Source records:

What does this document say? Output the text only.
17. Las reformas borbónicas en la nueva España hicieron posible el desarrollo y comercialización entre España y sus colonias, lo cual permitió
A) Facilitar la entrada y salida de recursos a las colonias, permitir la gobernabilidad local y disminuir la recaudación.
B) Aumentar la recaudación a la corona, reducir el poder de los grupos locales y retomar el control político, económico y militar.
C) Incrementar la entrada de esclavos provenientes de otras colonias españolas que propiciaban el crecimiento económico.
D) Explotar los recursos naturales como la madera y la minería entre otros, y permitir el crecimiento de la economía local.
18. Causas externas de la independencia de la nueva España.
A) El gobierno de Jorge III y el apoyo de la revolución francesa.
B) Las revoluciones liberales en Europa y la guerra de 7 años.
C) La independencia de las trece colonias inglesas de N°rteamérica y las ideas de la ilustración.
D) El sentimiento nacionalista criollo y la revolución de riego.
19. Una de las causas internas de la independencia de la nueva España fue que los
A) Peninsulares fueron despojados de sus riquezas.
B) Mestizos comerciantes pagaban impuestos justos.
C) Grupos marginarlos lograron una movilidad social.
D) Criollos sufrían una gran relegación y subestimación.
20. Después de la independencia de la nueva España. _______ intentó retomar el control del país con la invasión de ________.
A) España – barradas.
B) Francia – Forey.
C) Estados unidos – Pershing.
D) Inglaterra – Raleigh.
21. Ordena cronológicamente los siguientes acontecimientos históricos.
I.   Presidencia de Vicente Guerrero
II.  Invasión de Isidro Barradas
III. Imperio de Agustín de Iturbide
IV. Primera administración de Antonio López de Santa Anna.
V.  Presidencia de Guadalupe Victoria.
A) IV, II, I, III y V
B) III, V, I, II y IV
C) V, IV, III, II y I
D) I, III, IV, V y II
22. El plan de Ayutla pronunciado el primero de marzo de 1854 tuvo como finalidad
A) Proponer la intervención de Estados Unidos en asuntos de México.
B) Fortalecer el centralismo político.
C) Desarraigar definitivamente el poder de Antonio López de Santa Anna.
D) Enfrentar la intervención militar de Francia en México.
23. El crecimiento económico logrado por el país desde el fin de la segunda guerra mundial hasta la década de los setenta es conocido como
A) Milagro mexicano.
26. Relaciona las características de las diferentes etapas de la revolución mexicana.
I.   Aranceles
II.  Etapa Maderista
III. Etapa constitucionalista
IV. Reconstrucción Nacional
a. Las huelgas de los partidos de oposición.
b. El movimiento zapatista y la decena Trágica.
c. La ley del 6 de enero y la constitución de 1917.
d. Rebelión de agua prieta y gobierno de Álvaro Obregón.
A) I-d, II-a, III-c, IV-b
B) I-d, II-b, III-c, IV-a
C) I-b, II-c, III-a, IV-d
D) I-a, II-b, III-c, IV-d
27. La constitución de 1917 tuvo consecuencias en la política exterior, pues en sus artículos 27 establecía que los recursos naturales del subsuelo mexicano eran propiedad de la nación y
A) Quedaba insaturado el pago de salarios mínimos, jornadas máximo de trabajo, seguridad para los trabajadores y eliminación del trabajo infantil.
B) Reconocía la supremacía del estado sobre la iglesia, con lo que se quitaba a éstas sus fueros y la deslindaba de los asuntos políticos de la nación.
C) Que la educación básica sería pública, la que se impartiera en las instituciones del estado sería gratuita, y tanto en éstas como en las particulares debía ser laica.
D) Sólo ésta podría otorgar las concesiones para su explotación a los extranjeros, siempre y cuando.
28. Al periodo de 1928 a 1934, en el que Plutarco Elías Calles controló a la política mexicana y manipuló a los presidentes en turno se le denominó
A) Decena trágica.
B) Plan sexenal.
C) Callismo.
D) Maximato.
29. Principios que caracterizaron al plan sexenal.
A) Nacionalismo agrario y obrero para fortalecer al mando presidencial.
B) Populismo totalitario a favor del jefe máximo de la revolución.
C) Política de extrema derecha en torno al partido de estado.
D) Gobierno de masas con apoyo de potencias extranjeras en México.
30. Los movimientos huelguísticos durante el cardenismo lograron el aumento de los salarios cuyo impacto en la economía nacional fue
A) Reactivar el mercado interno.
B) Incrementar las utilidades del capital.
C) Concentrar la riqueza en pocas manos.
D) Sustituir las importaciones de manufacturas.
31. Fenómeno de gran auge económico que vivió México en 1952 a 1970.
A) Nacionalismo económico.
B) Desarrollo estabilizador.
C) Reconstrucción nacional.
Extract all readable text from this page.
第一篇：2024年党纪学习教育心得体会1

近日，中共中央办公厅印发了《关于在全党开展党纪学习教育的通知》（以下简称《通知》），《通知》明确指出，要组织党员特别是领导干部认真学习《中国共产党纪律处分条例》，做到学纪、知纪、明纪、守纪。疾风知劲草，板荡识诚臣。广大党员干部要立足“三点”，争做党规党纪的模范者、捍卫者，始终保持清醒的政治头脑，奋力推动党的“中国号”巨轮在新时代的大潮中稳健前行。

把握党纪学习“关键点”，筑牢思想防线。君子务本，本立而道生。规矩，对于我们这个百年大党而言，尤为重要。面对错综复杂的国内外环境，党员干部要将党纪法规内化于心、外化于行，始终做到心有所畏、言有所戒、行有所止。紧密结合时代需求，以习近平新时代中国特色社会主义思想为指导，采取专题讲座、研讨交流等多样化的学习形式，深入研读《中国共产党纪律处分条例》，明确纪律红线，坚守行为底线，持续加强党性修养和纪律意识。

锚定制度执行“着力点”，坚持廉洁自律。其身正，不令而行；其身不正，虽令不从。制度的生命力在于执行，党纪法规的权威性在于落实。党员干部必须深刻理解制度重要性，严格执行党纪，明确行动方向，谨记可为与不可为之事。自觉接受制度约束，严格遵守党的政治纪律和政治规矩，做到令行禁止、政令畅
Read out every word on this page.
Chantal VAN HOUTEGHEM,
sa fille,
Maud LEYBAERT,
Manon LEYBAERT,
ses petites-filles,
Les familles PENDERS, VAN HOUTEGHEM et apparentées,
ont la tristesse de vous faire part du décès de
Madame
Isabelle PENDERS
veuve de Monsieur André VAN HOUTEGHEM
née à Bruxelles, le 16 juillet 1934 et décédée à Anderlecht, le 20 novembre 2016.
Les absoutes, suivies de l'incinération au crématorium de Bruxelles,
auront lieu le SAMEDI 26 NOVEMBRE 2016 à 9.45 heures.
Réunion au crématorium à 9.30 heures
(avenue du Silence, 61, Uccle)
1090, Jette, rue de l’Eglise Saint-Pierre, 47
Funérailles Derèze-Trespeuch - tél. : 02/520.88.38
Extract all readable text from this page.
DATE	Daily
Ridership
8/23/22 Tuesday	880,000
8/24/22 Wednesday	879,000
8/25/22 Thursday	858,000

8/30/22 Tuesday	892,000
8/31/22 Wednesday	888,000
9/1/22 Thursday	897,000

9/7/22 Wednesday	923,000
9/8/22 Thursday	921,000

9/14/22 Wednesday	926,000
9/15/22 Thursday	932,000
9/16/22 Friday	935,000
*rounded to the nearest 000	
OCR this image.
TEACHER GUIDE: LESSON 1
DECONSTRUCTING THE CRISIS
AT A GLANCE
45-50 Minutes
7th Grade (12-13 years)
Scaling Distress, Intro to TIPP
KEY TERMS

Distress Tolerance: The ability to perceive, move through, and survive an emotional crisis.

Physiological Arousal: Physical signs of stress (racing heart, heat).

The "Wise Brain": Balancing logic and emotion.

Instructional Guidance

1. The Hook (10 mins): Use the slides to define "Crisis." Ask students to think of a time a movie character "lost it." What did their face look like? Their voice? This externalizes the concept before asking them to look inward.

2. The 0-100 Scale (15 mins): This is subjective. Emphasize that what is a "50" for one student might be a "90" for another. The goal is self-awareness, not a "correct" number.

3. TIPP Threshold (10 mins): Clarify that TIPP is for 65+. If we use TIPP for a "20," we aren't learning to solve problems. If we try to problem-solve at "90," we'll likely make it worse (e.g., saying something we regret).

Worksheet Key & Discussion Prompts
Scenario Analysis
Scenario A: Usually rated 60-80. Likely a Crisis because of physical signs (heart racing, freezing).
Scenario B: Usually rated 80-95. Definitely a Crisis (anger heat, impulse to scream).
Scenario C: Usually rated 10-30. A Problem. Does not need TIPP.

WRITTEN REQUEST:
The answer consists only of the lines from the one containing "OCR this image." to the end of the records, each written out exactly.

RESULT:
OCR this image.
TEACHER GUIDE: LESSON 1
DECONSTRUCTING THE CRISIS
AT A GLANCE
45-50 Minutes
7th Grade (12-13 years)
Scaling Distress, Intro to TIPP
KEY TERMS

Distress Tolerance: The ability to perceive, move through, and survive an emotional crisis.

Physiological Arousal: Physical signs of stress (racing heart, heat).

The "Wise Brain": Balancing logic and emotion.

Instructional Guidance

1. The Hook (10 mins): Use the slides to define "Crisis." Ask students to think of a time a movie character "lost it." What did their face look like? Their voice? This externalizes the concept before asking them to look inward.

2. The 0-100 Scale (15 mins): This is subjective. Emphasize that what is a "50" for one student might be a "90" for another. The goal is self-awareness, not a "correct" number.

3. TIPP Threshold (10 mins): Clarify that TIPP is for 65+. If we use TIPP for a "20," we aren't learning to solve problems. If we try to problem-solve at "90," we'll likely make it worse (e.g., saying something we regret).

Worksheet Key & Discussion Prompts
Scenario Analysis
Scenario A: Usually rated 60-80. Likely a Crisis because of physical signs (heart racing, freezing).
Scenario B: Usually rated 80-95. Definitely a Crisis (anger heat, impulse to scream).
Scenario C: Usually rated 10-30. A Problem. Does not need TIPP.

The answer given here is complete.